▶ WHAT THIS TASK INVOLVES
Restate each entry word for word, leaving nothing out.

▶ THE RECORDS
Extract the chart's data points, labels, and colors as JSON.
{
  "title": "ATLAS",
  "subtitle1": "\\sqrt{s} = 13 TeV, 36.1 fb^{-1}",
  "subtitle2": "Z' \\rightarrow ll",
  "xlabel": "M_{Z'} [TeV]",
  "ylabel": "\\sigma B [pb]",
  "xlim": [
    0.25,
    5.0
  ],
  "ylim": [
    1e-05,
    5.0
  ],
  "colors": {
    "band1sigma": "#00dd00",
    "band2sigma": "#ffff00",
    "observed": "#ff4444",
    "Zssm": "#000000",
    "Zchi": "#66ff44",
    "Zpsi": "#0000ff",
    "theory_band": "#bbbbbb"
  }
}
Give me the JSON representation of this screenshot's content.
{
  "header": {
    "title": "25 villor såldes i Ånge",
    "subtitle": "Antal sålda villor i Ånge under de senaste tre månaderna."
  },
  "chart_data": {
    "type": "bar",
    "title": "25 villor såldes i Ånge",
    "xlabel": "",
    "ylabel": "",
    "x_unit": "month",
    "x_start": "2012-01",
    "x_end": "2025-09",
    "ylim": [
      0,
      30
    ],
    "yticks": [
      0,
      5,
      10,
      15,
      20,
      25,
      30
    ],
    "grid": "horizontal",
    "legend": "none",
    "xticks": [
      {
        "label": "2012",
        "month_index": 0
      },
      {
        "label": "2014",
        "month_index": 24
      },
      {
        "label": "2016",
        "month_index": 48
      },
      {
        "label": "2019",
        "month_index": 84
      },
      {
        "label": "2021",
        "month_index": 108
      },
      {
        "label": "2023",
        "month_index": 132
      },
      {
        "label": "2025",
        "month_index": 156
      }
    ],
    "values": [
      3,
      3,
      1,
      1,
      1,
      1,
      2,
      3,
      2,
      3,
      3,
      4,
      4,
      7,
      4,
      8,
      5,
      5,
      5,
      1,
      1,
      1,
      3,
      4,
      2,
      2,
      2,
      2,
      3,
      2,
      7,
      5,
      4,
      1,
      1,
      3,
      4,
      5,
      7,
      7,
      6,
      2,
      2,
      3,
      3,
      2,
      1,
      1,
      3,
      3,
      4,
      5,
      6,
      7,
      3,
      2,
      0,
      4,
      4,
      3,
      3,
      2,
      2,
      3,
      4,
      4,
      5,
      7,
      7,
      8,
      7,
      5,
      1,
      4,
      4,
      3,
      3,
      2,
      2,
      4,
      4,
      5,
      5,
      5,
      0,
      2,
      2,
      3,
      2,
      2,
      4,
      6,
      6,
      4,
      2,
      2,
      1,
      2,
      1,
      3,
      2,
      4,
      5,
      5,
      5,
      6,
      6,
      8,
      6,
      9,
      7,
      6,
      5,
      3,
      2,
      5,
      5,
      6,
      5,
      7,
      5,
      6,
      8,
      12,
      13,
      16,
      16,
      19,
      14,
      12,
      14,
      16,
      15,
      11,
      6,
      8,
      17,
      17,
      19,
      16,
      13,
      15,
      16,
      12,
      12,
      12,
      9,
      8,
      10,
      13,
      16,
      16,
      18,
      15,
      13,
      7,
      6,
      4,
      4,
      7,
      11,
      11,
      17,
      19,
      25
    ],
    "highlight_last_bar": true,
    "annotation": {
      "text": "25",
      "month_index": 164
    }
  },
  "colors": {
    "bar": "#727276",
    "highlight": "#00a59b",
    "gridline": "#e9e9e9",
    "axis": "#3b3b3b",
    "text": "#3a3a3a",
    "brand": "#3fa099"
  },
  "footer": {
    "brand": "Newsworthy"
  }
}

▶ SOLVED PROBLEM
Extract the chart's data points, labels, and colors as JSON.
{
  "title": "ATLAS",
  "subtitle1": "\\sqrt{s} = 13 TeV, 36.1 fb^{-1}",
  "subtitle2": "Z' \\rightarrow ll",
  "xlabel": "M_{Z'} [TeV]",
  "ylabel": "\\sigma B [pb]",
  "xlim": [
    0.25,
    5.0
  ],
  "ylim": [
    1e-05,
    5.0
  ],
  "colors": {
    "band1sigma": "#00dd00",
    "band2sigma": "#ffff00",
    "observed": "#ff4444",
    "Zssm": "#000000",
    "Zchi": "#66ff44",
    "Zpsi": "#0000ff",
    "theory_band": "#bbbbbb"
  }
}
Give me the JSON representation of this screenshot's content.
{
  "header": {
    "title": "25 villor såldes i Ånge",
    "subtitle": "Antal sålda villor i Ånge under de senaste tre månaderna."
  },
  "chart_data": {
    "type": "bar",
    "title": "25 villor såldes i Ånge",
    "xlabel": "",
    "ylabel": "",
    "x_unit": "month",
    "x_start": "2012-01",
    "x_end": "2025-09",
    "ylim": [
      0,
      30
    ],
    "yticks": [
      0,
      5,
      10,
      15,
      20,
      25,
      30
    ],
    "grid": "horizontal",
    "legend": "none",
    "xticks": [
      {
        "label": "2012",
        "month_index": 0
      },
      {
        "label": "2014",
        "month_index": 24
      },
      {
        "label": "2016",
        "month_index": 48
      },
      {
        "label": "2019",
        "month_index": 84
      },
      {
        "label": "2021",
        "month_index": 108
      },
      {
        "label": "2023",
        "month_index": 132
      },
      {
        "label": "2025",
        "month_index": 156
      }
    ],
    "values": [
      3,
      3,
      1,
      1,
      1,
      1,
      2,
      3,
      2,
      3,
      3,
      4,
      4,
      7,
      4,
      8,
      5,
      5,
      5,
      1,
      1,
      1,
      3,
      4,
      2,
      2,
      2,
      2,
      3,
      2,
      7,
      5,
      4,
      1,
      1,
      3,
      4,
      5,
      7,
      7,
      6,
      2,
      2,
      3,
      3,
      2,
      1,
      1,
      3,
      3,
      4,
      5,
      6,
      7,
      3,
      2,
      0,
      4,
      4,
      3,
      3,
      2,
      2,
      3,
      4,
      4,
      5,
      7,
      7,
      8,
      7,
      5,
      1,
      4,
      4,
      3,
      3,
      2,
      2,
      4,
      4,
      5,
      5,
      5,
      0,
      2,
      2,
      3,
      2,
      2,
      4,
      6,
      6,
      4,
      2,
      2,
      1,
      2,
      1,
      3,
      2,
      4,
      5,
      5,
      5,
      6,
      6,
      8,
      6,
      9,
      7,
      6,
      5,
      3,
      2,
      5,
      5,
      6,
      5,
      7,
      5,
      6,
      8,
      12,
      13,
      16,
      16,
      19,
      14,
      12,
      14,
      16,
      15,
      11,
      6,
      8,
      17,
      17,
      19,
      16,
      13,
      15,
      16,
      12,
      12,
      12,
      9,
      8,
      10,
      13,
      16,
      16,
      18,
      15,
      13,
      7,
      6,
      4,
      4,
      7,
      11,
      11,
      17,
      19,
      25
    ],
    "highlight_last_bar": true,
    "annotation": {
      "text": "25",
      "month_index": 164
    }
  },
  "colors": {
    "bar": "#727276",
    "highlight": "#00a59b",
    "gridline": "#e9e9e9",
    "axis": "#3b3b3b",
    "text": "#3a3a3a",
    "brand": "#3fa099"
  },
  "footer": {
    "brand": "Newsworthy"
  }
}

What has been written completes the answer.